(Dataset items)
-------
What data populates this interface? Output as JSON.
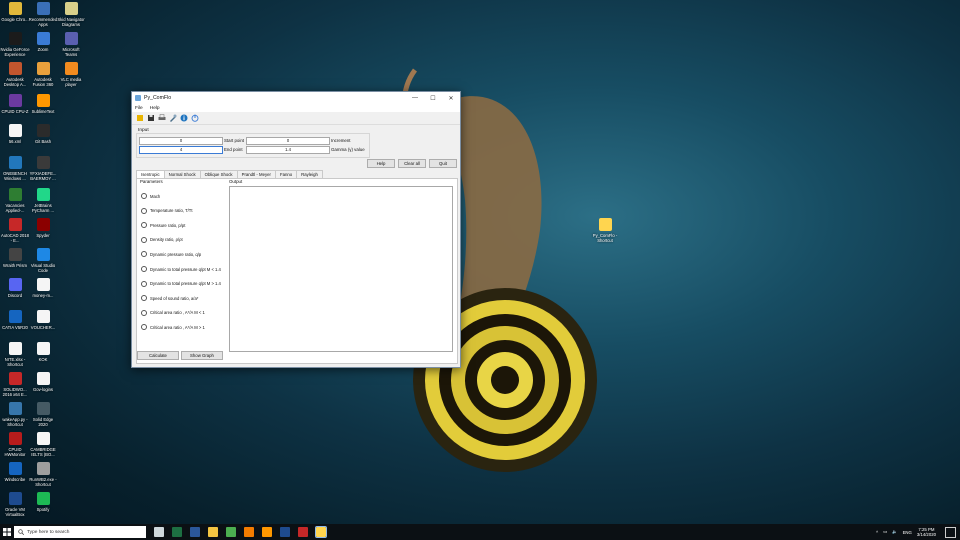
{
  "desktop": {
    "left_icons": [
      {
        "label": "Google Chro...",
        "color": "#e2b93b"
      },
      {
        "label": "Recommended Apps",
        "color": "#3a6fb7"
      },
      {
        "label": "Skid Navigator Diagrams",
        "color": "#d9d08a"
      },
      {
        "label": "Nvidia GeForce Experience",
        "color": "#1b1b1b"
      },
      {
        "label": "Zoom",
        "color": "#3a7bd5"
      },
      {
        "label": "Microsoft Teams",
        "color": "#5a5fb0"
      },
      {
        "label": "Autodesk Desktop A...",
        "color": "#c2562e"
      },
      {
        "label": "Autodesk Fusion 360",
        "color": "#e8a03c"
      },
      {
        "label": "VLC media player",
        "color": "#f28b1f"
      },
      {
        "label": "CPUID CPU-Z",
        "color": "#6b3aa0"
      },
      {
        "label": "SublimeText",
        "color": "#ff9800"
      },
      {
        "label": "56.xml",
        "color": "#f5f5f5"
      },
      {
        "label": "Git Bash",
        "color": "#2b2b2b"
      },
      {
        "label": "ONEBENCH Windows ...",
        "color": "#2277bb"
      },
      {
        "label": "YFXIADEFE... BAERMOY ...",
        "color": "#3a3a3a"
      },
      {
        "label": "Vacancies Applied-...",
        "color": "#2e7d32"
      },
      {
        "label": "JetBrains PyCharm ...",
        "color": "#21d789"
      },
      {
        "label": "AutoCAD 2018 - E...",
        "color": "#c62828"
      },
      {
        "label": "Spyder",
        "color": "#8b0000"
      },
      {
        "label": "Wraith Prism",
        "color": "#444444"
      },
      {
        "label": "Visual Studio Code",
        "color": "#1e88e5"
      },
      {
        "label": "Discord",
        "color": "#5865f2"
      },
      {
        "label": "money-m...",
        "color": "#f5f5f5"
      },
      {
        "label": "CATIA V5R20",
        "color": "#1565c0"
      },
      {
        "label": "VOUCHER...",
        "color": "#f5f5f5"
      },
      {
        "label": "NITE.xlsx - Shortcut",
        "color": "#f5f5f5"
      },
      {
        "label": "KOK",
        "color": "#f5f5f5"
      },
      {
        "label": "SOLIDWO... 2016 x64 E...",
        "color": "#c62828"
      },
      {
        "label": "Gov-logins",
        "color": "#f5f5f5"
      },
      {
        "label": "wakeApp.py - Shortcut",
        "color": "#3776ab"
      },
      {
        "label": "Solid Edge 2020",
        "color": "#455a64"
      },
      {
        "label": "CPUID HWMonitor",
        "color": "#b71c1c"
      },
      {
        "label": "CAMBRIDGE IELTS (BO...",
        "color": "#f5f5f5"
      },
      {
        "label": "Windscribe",
        "color": "#1565c0"
      },
      {
        "label": "RunWB2.exe - Shortcut",
        "color": "#9e9e9e"
      },
      {
        "label": "Oracle VM VirtualBox",
        "color": "#1e4b8f"
      },
      {
        "label": "Spotify",
        "color": "#1db954"
      }
    ],
    "right_shortcut": {
      "label": "Py_ComFlo - Shortcut",
      "color": "#ffd54f"
    }
  },
  "window": {
    "title": "Py_ComFlo",
    "controls": {
      "minimize": "—",
      "maximize": "☐",
      "close": "✕"
    },
    "menu": [
      "File",
      "Help"
    ],
    "toolbar": [
      {
        "name": "open-icon",
        "color": "#e8b400"
      },
      {
        "name": "save-icon",
        "color": "#333333"
      },
      {
        "name": "print-icon",
        "color": "#666666"
      },
      {
        "name": "settings-icon",
        "color": "#4a6f8a"
      },
      {
        "name": "info-icon",
        "color": "#1e73be"
      },
      {
        "name": "power-icon",
        "color": "#3a7bd5"
      }
    ],
    "input": {
      "label": "Input",
      "start_value": "0",
      "start_label": "Start point",
      "increment_value": "0",
      "increment_label": "Increment",
      "end_value": "4",
      "end_label": "End point",
      "gamma_value": "1.4",
      "gamma_label": "Gamma (γ) value"
    },
    "buttons": {
      "help": "Help",
      "clear_all": "Clear all",
      "quit": "Quit",
      "calculate": "Calculate",
      "show_graph": "Show Graph"
    },
    "tabs": [
      "Isentropic",
      "Normal Shock",
      "Oblique Shock",
      "Prandtl - Meyer",
      "Fanno",
      "Rayleigh"
    ],
    "selected_tab": 0,
    "parameters_label": "Parameters",
    "parameters": [
      "Mach",
      "Temperature ratio, T/Tt",
      "Pressure ratio, p/pt",
      "Density ratio, ρ/ρt",
      "Dynamic pressure ratio, q/p",
      "Dynamic to total pressure q/pt M < 1.4",
      "Dynamic to total pressure q/pt M > 1.4",
      "Speed of sound ratio, a/a*",
      "Critical area ratio , A*/A M < 1",
      "Critical area ratio , A*/A M > 1"
    ],
    "output_label": "Output"
  },
  "taskbar": {
    "search_placeholder": "Type here to search",
    "apps": [
      {
        "name": "task-view-icon",
        "color": "#cfd8dc"
      },
      {
        "name": "excel-icon",
        "color": "#1d6f42"
      },
      {
        "name": "word-icon",
        "color": "#2b579a"
      },
      {
        "name": "file-explorer-icon",
        "color": "#f4c542"
      },
      {
        "name": "chrome-icon",
        "color": "#4caf50"
      },
      {
        "name": "blender-icon",
        "color": "#f57c00"
      },
      {
        "name": "sublime-icon",
        "color": "#ff9800"
      },
      {
        "name": "virtualbox-icon",
        "color": "#1e4b8f"
      },
      {
        "name": "app-red-icon",
        "color": "#c62828"
      },
      {
        "name": "py-comflo-icon",
        "color": "#ffd54f"
      }
    ],
    "language": "ENG",
    "time": "7:25 PM",
    "date": "3/14/2020"
  }
}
-------
[TASK STATEMENT]: Without the pictures, print the records in full, exactly as they appear.

[THE REPLY]:
What data populates this interface? Output as JSON.
{
  "desktop": {
    "left_icons": [
      {
        "label": "Google Chro...",
        "color": "#e2b93b"
      },
      {
        "label": "Recommended Apps",
        "color": "#3a6fb7"
      },
      {
        "label": "Skid Navigator Diagrams",
        "color": "#d9d08a"
      },
      {
        "label": "Nvidia GeForce Experience",
        "color": "#1b1b1b"
      },
      {
        "label": "Zoom",
        "color": "#3a7bd5"
      },
      {
        "label": "Microsoft Teams",
        "color": "#5a5fb0"
      },
      {
        "label": "Autodesk Desktop A...",
        "color": "#c2562e"
      },
      {
        "label": "Autodesk Fusion 360",
        "color": "#e8a03c"
      },
      {
        "label": "VLC media player",
        "color": "#f28b1f"
      },
      {
        "label": "CPUID CPU-Z",
        "color": "#6b3aa0"
      },
      {
        "label": "SublimeText",
        "color": "#ff9800"
      },
      {
        "label": "56.xml",
        "color": "#f5f5f5"
      },
      {
        "label": "Git Bash",
        "color": "#2b2b2b"
      },
      {
        "label": "ONEBENCH Windows ...",
        "color": "#2277bb"
      },
      {
        "label": "YFXIADEFE... BAERMOY ...",
        "color": "#3a3a3a"
      },
      {
        "label": "Vacancies Applied-...",
        "color": "#2e7d32"
      },
      {
        "label": "JetBrains PyCharm ...",
        "color": "#21d789"
      },
      {
        "label": "AutoCAD 2018 - E...",
        "color": "#c62828"
      },
      {
        "label": "Spyder",
        "color": "#8b0000"
      },
      {
        "label": "Wraith Prism",
        "color": "#444444"
      },
      {
        "label": "Visual Studio Code",
        "color": "#1e88e5"
      },
      {
        "label": "Discord",
        "color": "#5865f2"
      },
      {
        "label": "money-m...",
        "color": "#f5f5f5"
      },
      {
        "label": "CATIA V5R20",
        "color": "#1565c0"
      },
      {
        "label": "VOUCHER...",
        "color": "#f5f5f5"
      },
      {
        "label": "NITE.xlsx - Shortcut",
        "color": "#f5f5f5"
      },
      {
        "label": "KOK",
        "color": "#f5f5f5"
      },
      {
        "label": "SOLIDWO... 2016 x64 E...",
        "color": "#c62828"
      },
      {
        "label": "Gov-logins",
        "color": "#f5f5f5"
      },
      {
        "label": "wakeApp.py - Shortcut",
        "color": "#3776ab"
      },
      {
        "label": "Solid Edge 2020",
        "color": "#455a64"
      },
      {
        "label": "CPUID HWMonitor",
        "color": "#b71c1c"
      },
      {
        "label": "CAMBRIDGE IELTS (BO...",
        "color": "#f5f5f5"
      },
      {
        "label": "Windscribe",
        "color": "#1565c0"
      },
      {
        "label": "RunWB2.exe - Shortcut",
        "color": "#9e9e9e"
      },
      {
        "label": "Oracle VM VirtualBox",
        "color": "#1e4b8f"
      },
      {
        "label": "Spotify",
        "color": "#1db954"
      }
    ],
    "right_shortcut": {
      "label": "Py_ComFlo - Shortcut",
      "color": "#ffd54f"
    }
  },
  "window": {
    "title": "Py_ComFlo",
    "controls": {
      "minimize": "—",
      "maximize": "☐",
      "close": "✕"
    },
    "menu": [
      "File",
      "Help"
    ],
    "toolbar": [
      {
        "name": "open-icon",
        "color": "#e8b400"
      },
      {
        "name": "save-icon",
        "color": "#333333"
      },
      {
        "name": "print-icon",
        "color": "#666666"
      },
      {
        "name": "settings-icon",
        "color": "#4a6f8a"
      },
      {
        "name": "info-icon",
        "color": "#1e73be"
      },
      {
        "name": "power-icon",
        "color": "#3a7bd5"
      }
    ],
    "input": {
      "label": "Input",
      "start_value": "0",
      "start_label": "Start point",
      "increment_value": "0",
      "increment_label": "Increment",
      "end_value": "4",
      "end_label": "End point",
      "gamma_value": "1.4",
      "gamma_label": "Gamma (γ) value"
    },
    "buttons": {
      "help": "Help",
      "clear_all": "Clear all",
      "quit": "Quit",
      "calculate": "Calculate",
      "show_graph": "Show Graph"
    },
    "tabs": [
      "Isentropic",
      "Normal Shock",
      "Oblique Shock",
      "Prandtl - Meyer",
      "Fanno",
      "Rayleigh"
    ],
    "selected_tab": 0,
    "parameters_label": "Parameters",
    "parameters": [
      "Mach",
      "Temperature ratio, T/Tt",
      "Pressure ratio, p/pt",
      "Density ratio, ρ/ρt",
      "Dynamic pressure ratio, q/p",
      "Dynamic to total pressure q/pt M < 1.4",
      "Dynamic to total pressure q/pt M > 1.4",
      "Speed of sound ratio, a/a*",
      "Critical area ratio , A*/A M < 1",
      "Critical area ratio , A*/A M > 1"
    ],
    "output_label": "Output"
  },
  "taskbar": {
    "search_placeholder": "Type here to search",
    "apps": [
      {
        "name": "task-view-icon",
        "color": "#cfd8dc"
      },
      {
        "name": "excel-icon",
        "color": "#1d6f42"
      },
      {
        "name": "word-icon",
        "color": "#2b579a"
      },
      {
        "name": "file-explorer-icon",
        "color": "#f4c542"
      },
      {
        "name": "chrome-icon",
        "color": "#4caf50"
      },
      {
        "name": "blender-icon",
        "color": "#f57c00"
      },
      {
        "name": "sublime-icon",
        "color": "#ff9800"
      },
      {
        "name": "virtualbox-icon",
        "color": "#1e4b8f"
      },
      {
        "name": "app-red-icon",
        "color": "#c62828"
      },
      {
        "name": "py-comflo-icon",
        "color": "#ffd54f"
      }
    ],
    "language": "ENG",
    "time": "7:25 PM",
    "date": "3/14/2020"
  }
}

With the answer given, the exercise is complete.